(Records from a data source)

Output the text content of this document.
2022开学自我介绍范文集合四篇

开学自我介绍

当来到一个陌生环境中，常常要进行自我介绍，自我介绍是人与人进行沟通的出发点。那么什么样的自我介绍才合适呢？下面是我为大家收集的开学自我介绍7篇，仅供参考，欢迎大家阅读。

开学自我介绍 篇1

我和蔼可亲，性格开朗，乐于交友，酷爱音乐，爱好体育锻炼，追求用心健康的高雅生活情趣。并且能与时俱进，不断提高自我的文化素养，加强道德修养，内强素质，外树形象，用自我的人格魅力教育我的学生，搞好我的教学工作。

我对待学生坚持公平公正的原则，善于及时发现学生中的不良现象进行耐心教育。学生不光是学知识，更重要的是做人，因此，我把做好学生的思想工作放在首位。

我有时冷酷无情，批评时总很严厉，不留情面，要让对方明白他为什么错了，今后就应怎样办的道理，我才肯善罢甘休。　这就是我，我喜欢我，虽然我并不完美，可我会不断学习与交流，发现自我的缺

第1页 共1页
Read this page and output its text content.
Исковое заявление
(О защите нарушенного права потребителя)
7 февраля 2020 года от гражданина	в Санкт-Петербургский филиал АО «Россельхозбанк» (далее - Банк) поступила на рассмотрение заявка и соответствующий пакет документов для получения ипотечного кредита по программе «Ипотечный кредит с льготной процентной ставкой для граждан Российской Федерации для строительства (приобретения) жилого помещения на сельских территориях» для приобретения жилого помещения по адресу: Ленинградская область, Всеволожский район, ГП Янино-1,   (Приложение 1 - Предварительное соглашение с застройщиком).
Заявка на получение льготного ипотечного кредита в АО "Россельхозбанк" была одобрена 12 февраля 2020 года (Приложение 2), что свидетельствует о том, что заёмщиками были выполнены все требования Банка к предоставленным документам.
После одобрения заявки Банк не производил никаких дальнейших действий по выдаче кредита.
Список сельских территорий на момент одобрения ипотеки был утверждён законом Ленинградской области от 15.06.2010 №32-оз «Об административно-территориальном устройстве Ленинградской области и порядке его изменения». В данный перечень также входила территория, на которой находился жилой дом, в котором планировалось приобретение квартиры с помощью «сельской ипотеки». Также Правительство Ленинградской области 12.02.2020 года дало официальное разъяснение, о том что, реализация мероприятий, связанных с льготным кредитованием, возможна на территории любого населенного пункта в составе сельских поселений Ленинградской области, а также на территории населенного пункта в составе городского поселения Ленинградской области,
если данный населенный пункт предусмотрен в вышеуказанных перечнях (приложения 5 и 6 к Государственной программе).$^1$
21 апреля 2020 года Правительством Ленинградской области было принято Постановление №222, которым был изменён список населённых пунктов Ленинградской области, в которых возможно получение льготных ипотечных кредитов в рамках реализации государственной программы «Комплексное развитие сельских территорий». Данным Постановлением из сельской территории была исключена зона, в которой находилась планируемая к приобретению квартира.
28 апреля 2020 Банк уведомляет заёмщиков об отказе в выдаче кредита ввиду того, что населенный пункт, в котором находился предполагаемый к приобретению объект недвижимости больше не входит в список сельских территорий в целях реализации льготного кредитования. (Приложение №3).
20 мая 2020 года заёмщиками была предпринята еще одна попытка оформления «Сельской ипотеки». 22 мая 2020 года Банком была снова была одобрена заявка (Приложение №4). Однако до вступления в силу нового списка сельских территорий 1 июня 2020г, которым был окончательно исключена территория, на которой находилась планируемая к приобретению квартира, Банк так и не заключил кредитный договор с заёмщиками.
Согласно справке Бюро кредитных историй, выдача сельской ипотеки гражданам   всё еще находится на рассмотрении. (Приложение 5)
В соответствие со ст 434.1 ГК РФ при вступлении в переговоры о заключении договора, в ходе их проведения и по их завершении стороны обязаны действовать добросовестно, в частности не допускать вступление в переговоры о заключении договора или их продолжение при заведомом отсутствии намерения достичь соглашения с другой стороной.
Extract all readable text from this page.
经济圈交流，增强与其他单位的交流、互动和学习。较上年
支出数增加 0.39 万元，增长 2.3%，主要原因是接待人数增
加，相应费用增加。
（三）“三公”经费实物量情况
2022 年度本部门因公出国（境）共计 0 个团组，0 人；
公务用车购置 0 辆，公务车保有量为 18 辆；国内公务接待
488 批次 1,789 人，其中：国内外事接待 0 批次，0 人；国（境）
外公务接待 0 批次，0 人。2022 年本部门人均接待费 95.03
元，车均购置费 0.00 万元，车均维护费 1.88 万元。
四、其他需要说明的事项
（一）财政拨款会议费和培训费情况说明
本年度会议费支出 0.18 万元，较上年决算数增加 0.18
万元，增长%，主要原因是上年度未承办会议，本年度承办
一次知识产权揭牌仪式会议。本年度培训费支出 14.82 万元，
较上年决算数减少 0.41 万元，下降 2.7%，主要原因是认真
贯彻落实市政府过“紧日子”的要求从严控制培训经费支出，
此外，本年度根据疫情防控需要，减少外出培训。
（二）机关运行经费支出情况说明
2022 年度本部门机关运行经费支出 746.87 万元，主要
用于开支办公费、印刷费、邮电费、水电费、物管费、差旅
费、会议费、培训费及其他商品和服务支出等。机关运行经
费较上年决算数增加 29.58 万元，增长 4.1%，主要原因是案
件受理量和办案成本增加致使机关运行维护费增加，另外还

INSTRUCTIONS TO FOLLOW: Only a number is wanted: how many lines contain the word "выдаче"?

OUTPUT FOR THIS EXERCISE: 2